寺島惇太「拝啓、日陰から」⑩陰キャと失敗談
公開日:2022/8/6
人とのコミュニケーションにおいて大切なのは、「相手の話に耳を傾けること」ですよね。コミュニケーションがあまり得意ではない陰キャのぼくにだって、それくらいはわかります。でも、好きな話、興味がある話と、嫌いな話、興味のない話というものは誰にだって存在するもの。そして、自分にとってあまり興味がない話をされると、どうしたって集中できなくなっちゃいます。
じゃあ僕が好きな話とは何だと思いますか?
それは、「他人の失敗談」です!
なんかこう書くと、僕がめちゃくちゃ性格の悪い奴だと思われそうで心配になりますが、決してそうではありません。
仮にいま、あなたに何か目標があったとします。そして、目の前には一足先にそれを叶えた人がいる。そうしたら、あなたはどうしますか? もしかすると、その人にどうやって目標を叶えたのか、いわゆる「成功談」を聞こうとしませんか?
でも、成功というのは運に左右されるもの。たまたま、という可能性も多い。だから他人の成功談を聞いても、再現性がないんです。

作業指示
上記の対象文章から、「寺島惇太「拝啓、日陰から」⑩陰キャと失敗談」と「集中できなくなっちゃいます。」の間の部分を、両端を含めて一字一句変えずに抽出せよ。

生データ
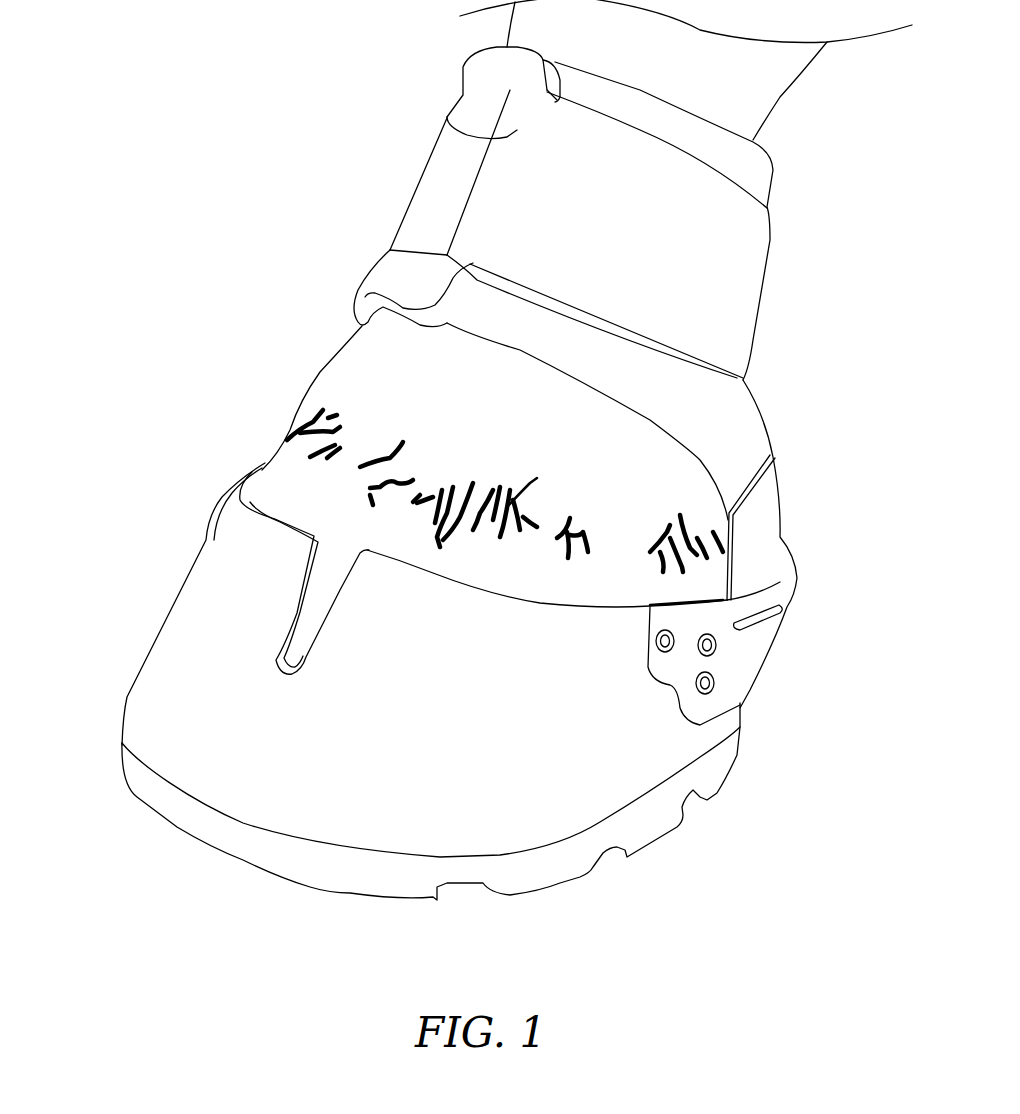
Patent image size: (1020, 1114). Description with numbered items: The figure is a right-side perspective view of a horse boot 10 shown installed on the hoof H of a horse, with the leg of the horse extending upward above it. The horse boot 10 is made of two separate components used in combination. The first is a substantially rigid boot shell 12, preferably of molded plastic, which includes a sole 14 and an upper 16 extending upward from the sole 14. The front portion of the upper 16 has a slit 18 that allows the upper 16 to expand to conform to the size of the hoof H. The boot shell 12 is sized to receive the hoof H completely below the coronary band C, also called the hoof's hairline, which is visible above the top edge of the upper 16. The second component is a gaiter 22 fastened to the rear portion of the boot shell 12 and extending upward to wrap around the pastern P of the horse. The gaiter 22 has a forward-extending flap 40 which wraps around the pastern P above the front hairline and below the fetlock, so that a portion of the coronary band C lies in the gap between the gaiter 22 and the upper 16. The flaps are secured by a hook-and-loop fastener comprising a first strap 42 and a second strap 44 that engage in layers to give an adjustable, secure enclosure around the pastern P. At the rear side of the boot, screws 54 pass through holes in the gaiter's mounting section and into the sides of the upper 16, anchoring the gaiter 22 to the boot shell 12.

The horse boot 10 is at (161, 454).
The boot shell 12 is at (416, 605).
The sole 14 is at (297, 855).
The upper 16 is at (500, 725).
The slit 18 is at (317, 607).
The gaiter 22 is at (765, 422).
The flap 40 is at (730, 408).
The first strap 42 is at (442, 172).
The second strap 44 is at (447, 117).
The screws 54 is at (742, 705).
The pastern P is at (760, 100).
The hoof H is at (280, 472).
The coronary band C is at (515, 487).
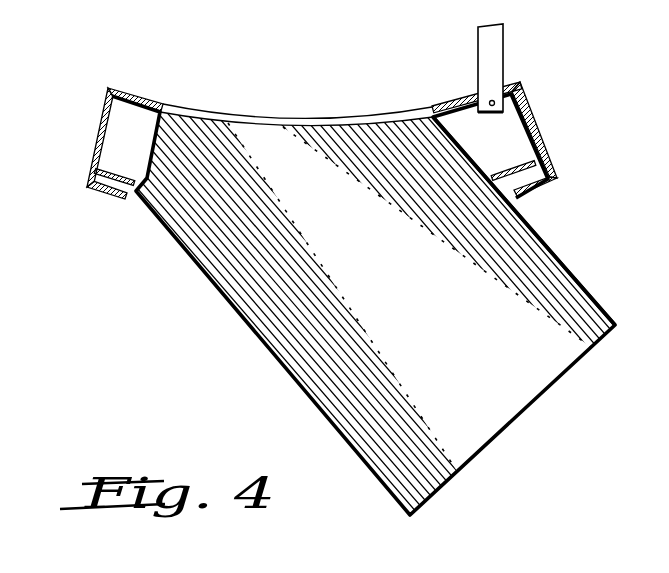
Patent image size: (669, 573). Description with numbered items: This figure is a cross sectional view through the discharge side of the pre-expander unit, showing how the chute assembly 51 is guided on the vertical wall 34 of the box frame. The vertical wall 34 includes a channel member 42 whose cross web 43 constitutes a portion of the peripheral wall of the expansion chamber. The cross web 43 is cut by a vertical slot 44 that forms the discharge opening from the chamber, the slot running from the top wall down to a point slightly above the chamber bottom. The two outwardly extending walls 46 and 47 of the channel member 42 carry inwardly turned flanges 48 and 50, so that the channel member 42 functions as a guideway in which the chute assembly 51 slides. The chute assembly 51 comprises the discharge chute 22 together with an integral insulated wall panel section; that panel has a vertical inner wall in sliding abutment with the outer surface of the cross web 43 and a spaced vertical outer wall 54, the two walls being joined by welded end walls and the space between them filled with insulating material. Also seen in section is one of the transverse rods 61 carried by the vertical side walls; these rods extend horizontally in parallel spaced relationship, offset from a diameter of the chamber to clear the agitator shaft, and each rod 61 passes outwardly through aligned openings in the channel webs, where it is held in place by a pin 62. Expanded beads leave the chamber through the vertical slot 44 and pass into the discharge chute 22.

The discharge chute 22 is at (337, 297).
The vertical wall 34 is at (80, 162).
The channel member 42 is at (566, 149).
The cross web 43 is at (138, 101).
The vertical slot 44 is at (291, 120).
The outwardly extending wall 46 is at (557, 157).
The outwardly extending wall 47 is at (88, 141).
The inwardly turned flange 48 is at (104, 199).
The inwardly turned flange 50 is at (535, 196).
The chute assembly 51 is at (565, 246).
The vertical outer wall 54 is at (90, 192).
The transverse rod 61 is at (497, 40).
The pin 62 is at (520, 96).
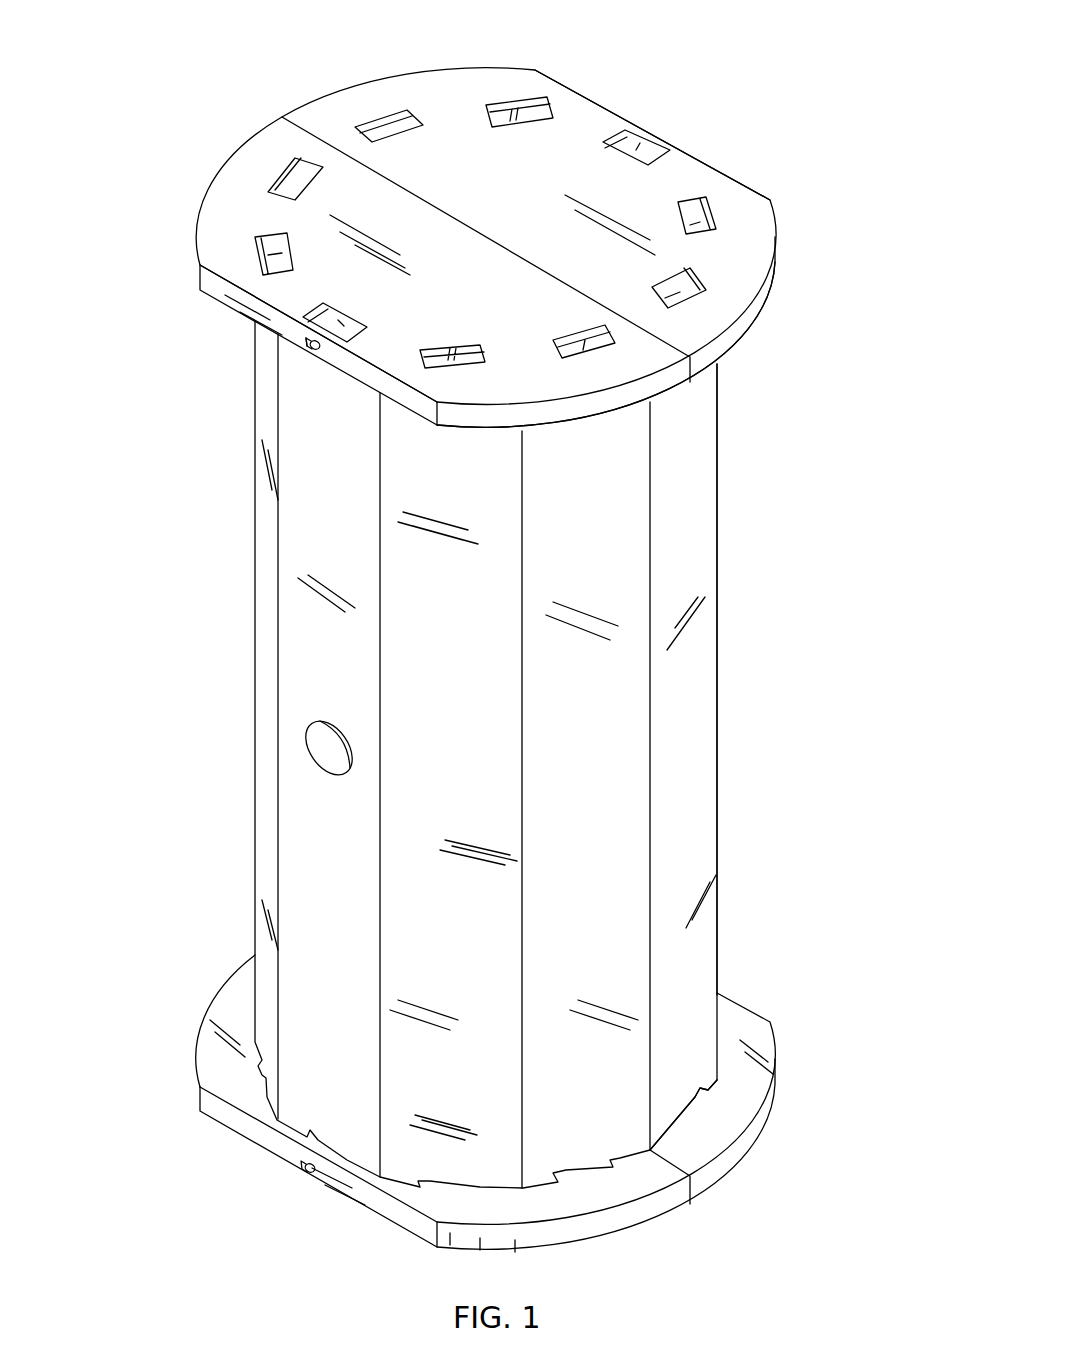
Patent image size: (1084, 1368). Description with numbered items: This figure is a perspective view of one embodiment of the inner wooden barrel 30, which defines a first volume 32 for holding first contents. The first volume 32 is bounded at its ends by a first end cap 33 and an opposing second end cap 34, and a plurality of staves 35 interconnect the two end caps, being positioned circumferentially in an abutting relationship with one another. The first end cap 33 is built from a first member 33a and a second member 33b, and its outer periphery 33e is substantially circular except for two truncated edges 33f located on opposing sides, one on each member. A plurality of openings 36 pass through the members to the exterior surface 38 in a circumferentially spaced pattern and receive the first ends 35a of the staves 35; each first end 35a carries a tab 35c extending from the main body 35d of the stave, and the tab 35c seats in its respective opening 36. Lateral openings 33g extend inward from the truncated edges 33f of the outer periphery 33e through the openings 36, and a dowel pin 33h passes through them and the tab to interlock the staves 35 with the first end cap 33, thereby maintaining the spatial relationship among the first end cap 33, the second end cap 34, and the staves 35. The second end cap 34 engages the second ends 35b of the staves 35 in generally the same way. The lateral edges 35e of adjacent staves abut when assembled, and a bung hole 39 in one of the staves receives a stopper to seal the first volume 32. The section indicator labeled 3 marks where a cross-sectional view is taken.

The inner wooden barrel 30 is at (147, 70).
The first volume 32 is at (360, 744).
The first end cap 33 is at (806, 234).
The first member 33a is at (495, 208).
The second member 33b is at (430, 302).
The outer periphery 33e is at (560, 415).
The truncated edges 33f is at (585, 92).
The lateral openings 33g is at (320, 350).
The dowel pin 33h is at (305, 343).
The second end cap 34 is at (806, 1067).
The staves 35 is at (631, 716).
The first end 35a is at (688, 410).
The second end 35b is at (682, 1088).
The tab 35c is at (290, 257).
The main body 35d is at (572, 765).
The lateral edges 35e is at (650, 513).
The openings 36 is at (314, 138).
The exterior surface 38 is at (445, 95).
The bung hole 39 is at (325, 770).
The section line 3- 3 is at (676, 138).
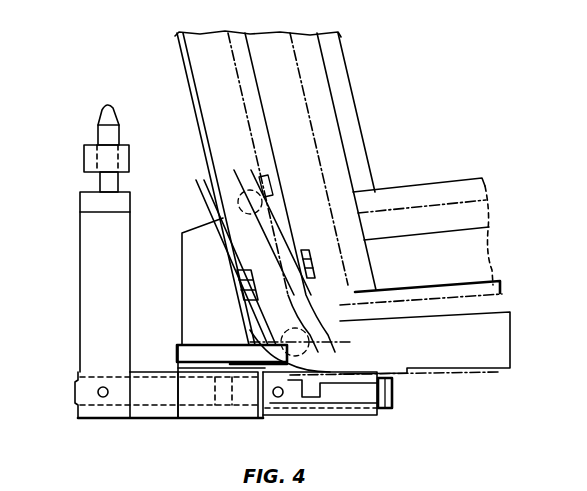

回答
寺島惇太「拝啓、日陰から」⑩陰キャと失敗談
公開日:2022/8/6
人とのコミュニケーションにおいて大切なのは、「相手の話に耳を傾けること」ですよね。コミュニケーションがあまり得意ではない陰キャのぼくにだって、それくらいはわかります。でも、好きな話、興味がある話と、嫌いな話、興味のない話というものは誰にだって存在するもの。そして、自分にとってあまり興味がない話をされると、どうしたって集中できなくなっちゃいます。